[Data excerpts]
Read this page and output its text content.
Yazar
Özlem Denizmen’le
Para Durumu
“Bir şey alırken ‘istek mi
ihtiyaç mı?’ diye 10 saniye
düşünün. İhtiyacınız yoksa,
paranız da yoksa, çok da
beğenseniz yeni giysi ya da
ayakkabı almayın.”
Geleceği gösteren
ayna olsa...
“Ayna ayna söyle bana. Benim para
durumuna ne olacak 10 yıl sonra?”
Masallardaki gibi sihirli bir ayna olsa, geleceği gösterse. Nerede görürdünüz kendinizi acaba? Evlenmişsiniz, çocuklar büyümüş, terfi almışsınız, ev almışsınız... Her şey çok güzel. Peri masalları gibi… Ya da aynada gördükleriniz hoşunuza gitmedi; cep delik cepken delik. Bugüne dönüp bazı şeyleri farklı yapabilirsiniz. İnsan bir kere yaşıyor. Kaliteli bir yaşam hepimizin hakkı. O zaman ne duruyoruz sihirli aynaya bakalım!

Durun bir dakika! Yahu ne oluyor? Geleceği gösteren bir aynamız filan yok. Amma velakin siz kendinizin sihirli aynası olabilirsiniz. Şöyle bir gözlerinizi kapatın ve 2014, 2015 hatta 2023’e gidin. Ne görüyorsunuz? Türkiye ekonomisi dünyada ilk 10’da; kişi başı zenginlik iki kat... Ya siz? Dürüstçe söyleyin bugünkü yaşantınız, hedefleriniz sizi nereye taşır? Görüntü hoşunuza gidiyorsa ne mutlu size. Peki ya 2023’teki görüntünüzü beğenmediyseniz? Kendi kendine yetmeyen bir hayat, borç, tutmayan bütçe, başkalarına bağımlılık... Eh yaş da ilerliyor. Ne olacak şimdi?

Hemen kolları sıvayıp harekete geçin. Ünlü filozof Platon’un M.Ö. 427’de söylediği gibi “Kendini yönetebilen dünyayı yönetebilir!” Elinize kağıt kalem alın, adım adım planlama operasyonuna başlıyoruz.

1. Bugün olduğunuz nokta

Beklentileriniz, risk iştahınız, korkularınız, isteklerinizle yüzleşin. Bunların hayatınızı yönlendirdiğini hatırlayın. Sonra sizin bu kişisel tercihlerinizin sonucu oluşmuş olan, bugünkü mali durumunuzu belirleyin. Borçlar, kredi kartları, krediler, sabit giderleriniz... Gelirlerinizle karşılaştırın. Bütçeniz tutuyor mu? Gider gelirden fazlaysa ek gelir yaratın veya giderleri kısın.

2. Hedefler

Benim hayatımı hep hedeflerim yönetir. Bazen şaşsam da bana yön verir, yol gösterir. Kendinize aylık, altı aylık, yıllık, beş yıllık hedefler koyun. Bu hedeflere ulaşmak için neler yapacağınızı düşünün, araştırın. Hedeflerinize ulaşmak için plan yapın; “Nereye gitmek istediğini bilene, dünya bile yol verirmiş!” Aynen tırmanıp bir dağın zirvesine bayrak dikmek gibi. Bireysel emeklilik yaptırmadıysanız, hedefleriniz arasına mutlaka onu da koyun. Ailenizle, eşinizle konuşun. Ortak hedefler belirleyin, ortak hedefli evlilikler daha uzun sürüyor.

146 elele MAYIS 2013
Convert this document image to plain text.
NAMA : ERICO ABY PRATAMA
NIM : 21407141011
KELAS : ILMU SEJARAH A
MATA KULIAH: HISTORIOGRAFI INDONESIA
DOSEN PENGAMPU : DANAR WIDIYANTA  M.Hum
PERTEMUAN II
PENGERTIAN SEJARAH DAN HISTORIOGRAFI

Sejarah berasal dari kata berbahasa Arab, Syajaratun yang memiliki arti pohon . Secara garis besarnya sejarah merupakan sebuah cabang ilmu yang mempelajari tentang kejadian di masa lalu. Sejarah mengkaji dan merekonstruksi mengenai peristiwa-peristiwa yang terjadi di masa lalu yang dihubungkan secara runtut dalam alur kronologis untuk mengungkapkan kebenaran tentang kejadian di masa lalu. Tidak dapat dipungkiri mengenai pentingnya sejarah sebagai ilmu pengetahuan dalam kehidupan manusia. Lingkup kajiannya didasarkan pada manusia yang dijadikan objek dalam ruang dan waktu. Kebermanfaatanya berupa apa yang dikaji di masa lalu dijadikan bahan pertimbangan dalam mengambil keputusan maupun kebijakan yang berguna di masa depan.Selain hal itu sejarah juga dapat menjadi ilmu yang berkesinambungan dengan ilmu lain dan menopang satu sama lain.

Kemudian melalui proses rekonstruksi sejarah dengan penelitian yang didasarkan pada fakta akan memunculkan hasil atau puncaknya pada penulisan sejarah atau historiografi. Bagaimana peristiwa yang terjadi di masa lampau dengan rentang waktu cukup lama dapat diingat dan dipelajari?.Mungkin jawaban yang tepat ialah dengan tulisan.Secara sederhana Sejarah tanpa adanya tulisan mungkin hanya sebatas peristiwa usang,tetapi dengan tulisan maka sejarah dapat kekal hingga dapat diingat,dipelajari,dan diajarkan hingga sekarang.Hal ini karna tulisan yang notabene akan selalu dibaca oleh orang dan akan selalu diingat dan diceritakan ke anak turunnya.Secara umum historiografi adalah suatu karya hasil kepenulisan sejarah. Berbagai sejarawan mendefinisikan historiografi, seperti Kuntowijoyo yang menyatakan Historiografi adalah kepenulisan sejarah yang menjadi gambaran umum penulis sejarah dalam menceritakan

### Task
Repeat the entries exactly, all of them.

### Response below
Read this page and output its text content.
Yazar
Özlem Denizmen’le
Para Durumu
“Bir şey alırken ‘istek mi
ihtiyaç mı?’ diye 10 saniye
düşünün. İhtiyacınız yoksa,
paranız da yoksa, çok da
beğenseniz yeni giysi ya da
ayakkabı almayın.”
Geleceği gösteren
ayna olsa...
“Ayna ayna söyle bana. Benim para
durumuna ne olacak 10 yıl sonra?”
Masallardaki gibi sihirli bir ayna olsa, geleceği gösterse. Nerede görürdünüz kendinizi acaba? Evlenmişsiniz, çocuklar büyümüş, terfi almışsınız, ev almışsınız... Her şey çok güzel. Peri masalları gibi… Ya da aynada gördükleriniz hoşunuza gitmedi; cep delik cepken delik. Bugüne dönüp bazı şeyleri farklı yapabilirsiniz. İnsan bir kere yaşıyor. Kaliteli bir yaşam hepimizin hakkı. O zaman ne duruyoruz sihirli aynaya bakalım!

Durun bir dakika! Yahu ne oluyor? Geleceği gösteren bir aynamız filan yok. Amma velakin siz kendinizin sihirli aynası olabilirsiniz. Şöyle bir gözlerinizi kapatın ve 2014, 2015 hatta 2023’e gidin. Ne görüyorsunuz? Türkiye ekonomisi dünyada ilk 10’da; kişi başı zenginlik iki kat... Ya siz? Dürüstçe söyleyin bugünkü yaşantınız, hedefleriniz sizi nereye taşır? Görüntü hoşunuza gidiyorsa ne mutlu size. Peki ya 2023’teki görüntünüzü beğenmediyseniz? Kendi kendine yetmeyen bir hayat, borç, tutmayan bütçe, başkalarına bağımlılık... Eh yaş da ilerliyor. Ne olacak şimdi?

Hemen kolları sıvayıp harekete geçin. Ünlü filozof Platon’un M.Ö. 427’de söylediği gibi “Kendini yönetebilen dünyayı yönetebilir!” Elinize kağıt kalem alın, adım adım planlama operasyonuna başlıyoruz.

1. Bugün olduğunuz nokta

Beklentileriniz, risk iştahınız, korkularınız, isteklerinizle yüzleşin. Bunların hayatınızı yönlendirdiğini hatırlayın. Sonra sizin bu kişisel tercihlerinizin sonucu oluşmuş olan, bugünkü mali durumunuzu belirleyin. Borçlar, kredi kartları, krediler, sabit giderleriniz... Gelirlerinizle karşılaştırın. Bütçeniz tutuyor mu? Gider gelirden fazlaysa ek gelir yaratın veya giderleri kısın.

2. Hedefler

Benim hayatımı hep hedeflerim yönetir. Bazen şaşsam da bana yön verir, yol gösterir. Kendinize aylık, altı aylık, yıllık, beş yıllık hedefler koyun. Bu hedeflere ulaşmak için neler yapacağınızı düşünün, araştırın. Hedeflerinize ulaşmak için plan yapın; “Nereye gitmek istediğini bilene, dünya bile yol verirmiş!” Aynen tırmanıp bir dağın zirvesine bayrak dikmek gibi. Bireysel emeklilik yaptırmadıysanız, hedefleriniz arasına mutlaka onu da koyun. Ailenizle, eşinizle konuşun. Ortak hedefler belirleyin, ortak hedefli evlilikler daha uzun sürüyor.

146 elele MAYIS 2013
Convert this document image to plain text.
NAMA : ERICO ABY PRATAMA
NIM : 21407141011
KELAS : ILMU SEJARAH A
MATA KULIAH: HISTORIOGRAFI INDONESIA
DOSEN PENGAMPU : DANAR WIDIYANTA  M.Hum
PERTEMUAN II
PENGERTIAN SEJARAH DAN HISTORIOGRAFI

Sejarah berasal dari kata berbahasa Arab, Syajaratun yang memiliki arti pohon . Secara garis besarnya sejarah merupakan sebuah cabang ilmu yang mempelajari tentang kejadian di masa lalu. Sejarah mengkaji dan merekonstruksi mengenai peristiwa-peristiwa yang terjadi di masa lalu yang dihubungkan secara runtut dalam alur kronologis untuk mengungkapkan kebenaran tentang kejadian di masa lalu. Tidak dapat dipungkiri mengenai pentingnya sejarah sebagai ilmu pengetahuan dalam kehidupan manusia. Lingkup kajiannya didasarkan pada manusia yang dijadikan objek dalam ruang dan waktu. Kebermanfaatanya berupa apa yang dikaji di masa lalu dijadikan bahan pertimbangan dalam mengambil keputusan maupun kebijakan yang berguna di masa depan.Selain hal itu sejarah juga dapat menjadi ilmu yang berkesinambungan dengan ilmu lain dan menopang satu sama lain.

Kemudian melalui proses rekonstruksi sejarah dengan penelitian yang didasarkan pada fakta akan memunculkan hasil atau puncaknya pada penulisan sejarah atau historiografi. Bagaimana peristiwa yang terjadi di masa lampau dengan rentang waktu cukup lama dapat diingat dan dipelajari?.Mungkin jawaban yang tepat ialah dengan tulisan.Secara sederhana Sejarah tanpa adanya tulisan mungkin hanya sebatas peristiwa usang,tetapi dengan tulisan maka sejarah dapat kekal hingga dapat diingat,dipelajari,dan diajarkan hingga sekarang.Hal ini karna tulisan yang notabene akan selalu dibaca oleh orang dan akan selalu diingat dan diceritakan ke anak turunnya.Secara umum historiografi adalah suatu karya hasil kepenulisan sejarah. Berbagai sejarawan mendefinisikan historiografi, seperti Kuntowijoyo yang menyatakan Historiografi adalah kepenulisan sejarah yang menjadi gambaran umum penulis sejarah dalam menceritakan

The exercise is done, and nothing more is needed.